STATED TASK: Repeat every line of the material, character for character.

========================================

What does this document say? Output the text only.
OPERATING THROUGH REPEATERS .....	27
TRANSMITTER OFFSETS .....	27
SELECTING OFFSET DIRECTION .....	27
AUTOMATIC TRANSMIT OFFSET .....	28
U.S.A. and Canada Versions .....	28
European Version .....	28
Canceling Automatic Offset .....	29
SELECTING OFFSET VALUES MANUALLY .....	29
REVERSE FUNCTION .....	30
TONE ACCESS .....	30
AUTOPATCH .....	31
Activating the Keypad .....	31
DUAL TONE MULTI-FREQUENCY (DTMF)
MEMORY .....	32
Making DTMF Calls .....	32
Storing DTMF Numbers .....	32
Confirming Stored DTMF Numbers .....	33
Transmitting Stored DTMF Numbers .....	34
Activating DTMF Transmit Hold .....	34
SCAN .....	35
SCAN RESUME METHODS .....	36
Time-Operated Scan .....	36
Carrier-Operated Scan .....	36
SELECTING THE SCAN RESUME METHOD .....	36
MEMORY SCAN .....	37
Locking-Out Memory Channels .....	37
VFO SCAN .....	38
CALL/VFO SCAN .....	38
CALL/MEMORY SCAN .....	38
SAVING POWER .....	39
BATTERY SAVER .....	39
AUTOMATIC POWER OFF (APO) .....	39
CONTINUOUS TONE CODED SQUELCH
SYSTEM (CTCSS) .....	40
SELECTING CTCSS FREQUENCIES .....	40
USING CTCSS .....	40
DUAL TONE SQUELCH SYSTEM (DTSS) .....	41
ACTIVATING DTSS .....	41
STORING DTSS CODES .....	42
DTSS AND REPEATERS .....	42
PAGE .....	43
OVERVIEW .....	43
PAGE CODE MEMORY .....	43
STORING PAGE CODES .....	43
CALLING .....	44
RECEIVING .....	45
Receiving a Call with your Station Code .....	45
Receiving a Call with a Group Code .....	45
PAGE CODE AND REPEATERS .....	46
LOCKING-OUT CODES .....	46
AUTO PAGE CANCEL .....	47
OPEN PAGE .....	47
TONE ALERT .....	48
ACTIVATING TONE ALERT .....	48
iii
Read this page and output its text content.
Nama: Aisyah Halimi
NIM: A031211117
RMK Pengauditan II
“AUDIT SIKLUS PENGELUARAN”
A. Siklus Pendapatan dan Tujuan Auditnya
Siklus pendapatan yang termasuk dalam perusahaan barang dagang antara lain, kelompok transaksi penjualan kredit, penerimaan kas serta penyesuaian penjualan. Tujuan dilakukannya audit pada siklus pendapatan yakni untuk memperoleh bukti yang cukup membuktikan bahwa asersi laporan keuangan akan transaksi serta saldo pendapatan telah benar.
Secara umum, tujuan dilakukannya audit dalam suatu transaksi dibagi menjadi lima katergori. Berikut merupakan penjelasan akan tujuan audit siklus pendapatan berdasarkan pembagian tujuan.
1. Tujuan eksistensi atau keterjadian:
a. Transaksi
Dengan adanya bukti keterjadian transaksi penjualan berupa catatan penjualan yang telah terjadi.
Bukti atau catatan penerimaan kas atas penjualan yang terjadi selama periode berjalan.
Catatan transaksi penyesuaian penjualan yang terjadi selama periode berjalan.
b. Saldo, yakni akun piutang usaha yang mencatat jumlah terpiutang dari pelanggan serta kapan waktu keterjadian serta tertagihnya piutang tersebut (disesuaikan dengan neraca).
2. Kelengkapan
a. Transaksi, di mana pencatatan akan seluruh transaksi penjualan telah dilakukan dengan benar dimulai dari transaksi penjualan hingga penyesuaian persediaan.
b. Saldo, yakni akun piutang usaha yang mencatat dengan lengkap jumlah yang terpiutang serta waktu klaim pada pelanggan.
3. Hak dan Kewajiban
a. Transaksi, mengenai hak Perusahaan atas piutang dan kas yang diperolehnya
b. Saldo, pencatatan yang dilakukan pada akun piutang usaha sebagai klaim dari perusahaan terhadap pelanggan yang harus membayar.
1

========================================

TASK RESPONSE:
What does this document say? Output the text only.
OPERATING THROUGH REPEATERS .....	27
TRANSMITTER OFFSETS .....	27
SELECTING OFFSET DIRECTION .....	27
AUTOMATIC TRANSMIT OFFSET .....	28
U.S.A. and Canada Versions .....	28
European Version .....	28
Canceling Automatic Offset .....	29
SELECTING OFFSET VALUES MANUALLY .....	29
REVERSE FUNCTION .....	30
TONE ACCESS .....	30
AUTOPATCH .....	31
Activating the Keypad .....	31
DUAL TONE MULTI-FREQUENCY (DTMF)
MEMORY .....	32
Making DTMF Calls .....	32
Storing DTMF Numbers .....	32
Confirming Stored DTMF Numbers .....	33
Transmitting Stored DTMF Numbers .....	34
Activating DTMF Transmit Hold .....	34
SCAN .....	35
SCAN RESUME METHODS .....	36
Time-Operated Scan .....	36
Carrier-Operated Scan .....	36
SELECTING THE SCAN RESUME METHOD .....	36
MEMORY SCAN .....	37
Locking-Out Memory Channels .....	37
VFO SCAN .....	38
CALL/VFO SCAN .....	38
CALL/MEMORY SCAN .....	38
SAVING POWER .....	39
BATTERY SAVER .....	39
AUTOMATIC POWER OFF (APO) .....	39
CONTINUOUS TONE CODED SQUELCH
SYSTEM (CTCSS) .....	40
SELECTING CTCSS FREQUENCIES .....	40
USING CTCSS .....	40
DUAL TONE SQUELCH SYSTEM (DTSS) .....	41
ACTIVATING DTSS .....	41
STORING DTSS CODES .....	42
DTSS AND REPEATERS .....	42
PAGE .....	43
OVERVIEW .....	43
PAGE CODE MEMORY .....	43
STORING PAGE CODES .....	43
CALLING .....	44
RECEIVING .....	45
Receiving a Call with your Station Code .....	45
Receiving a Call with a Group Code .....	45
PAGE CODE AND REPEATERS .....	46
LOCKING-OUT CODES .....	46
AUTO PAGE CANCEL .....	47
OPEN PAGE .....	47
TONE ALERT .....	48
ACTIVATING TONE ALERT .....	48
iii
Read this page and output its text content.
Nama: Aisyah Halimi
NIM: A031211117
RMK Pengauditan II
“AUDIT SIKLUS PENGELUARAN”
A. Siklus Pendapatan dan Tujuan Auditnya
Siklus pendapatan yang termasuk dalam perusahaan barang dagang antara lain, kelompok transaksi penjualan kredit, penerimaan kas serta penyesuaian penjualan. Tujuan dilakukannya audit pada siklus pendapatan yakni untuk memperoleh bukti yang cukup membuktikan bahwa asersi laporan keuangan akan transaksi serta saldo pendapatan telah benar.
Secara umum, tujuan dilakukannya audit dalam suatu transaksi dibagi menjadi lima katergori. Berikut merupakan penjelasan akan tujuan audit siklus pendapatan berdasarkan pembagian tujuan.
1. Tujuan eksistensi atau keterjadian:
a. Transaksi
Dengan adanya bukti keterjadian transaksi penjualan berupa catatan penjualan yang telah terjadi.
Bukti atau catatan penerimaan kas atas penjualan yang terjadi selama periode berjalan.
Catatan transaksi penyesuaian penjualan yang terjadi selama periode berjalan.
b. Saldo, yakni akun piutang usaha yang mencatat jumlah terpiutang dari pelanggan serta kapan waktu keterjadian serta tertagihnya piutang tersebut (disesuaikan dengan neraca).
2. Kelengkapan
a. Transaksi, di mana pencatatan akan seluruh transaksi penjualan telah dilakukan dengan benar dimulai dari transaksi penjualan hingga penyesuaian persediaan.
b. Saldo, yakni akun piutang usaha yang mencatat dengan lengkap jumlah yang terpiutang serta waktu klaim pada pelanggan.
3. Hak dan Kewajiban
a. Transaksi, mengenai hak Perusahaan atas piutang dan kas yang diperolehnya
b. Saldo, pencatatan yang dilakukan pada akun piutang usaha sebagai klaim dari perusahaan terhadap pelanggan yang harus membayar.
1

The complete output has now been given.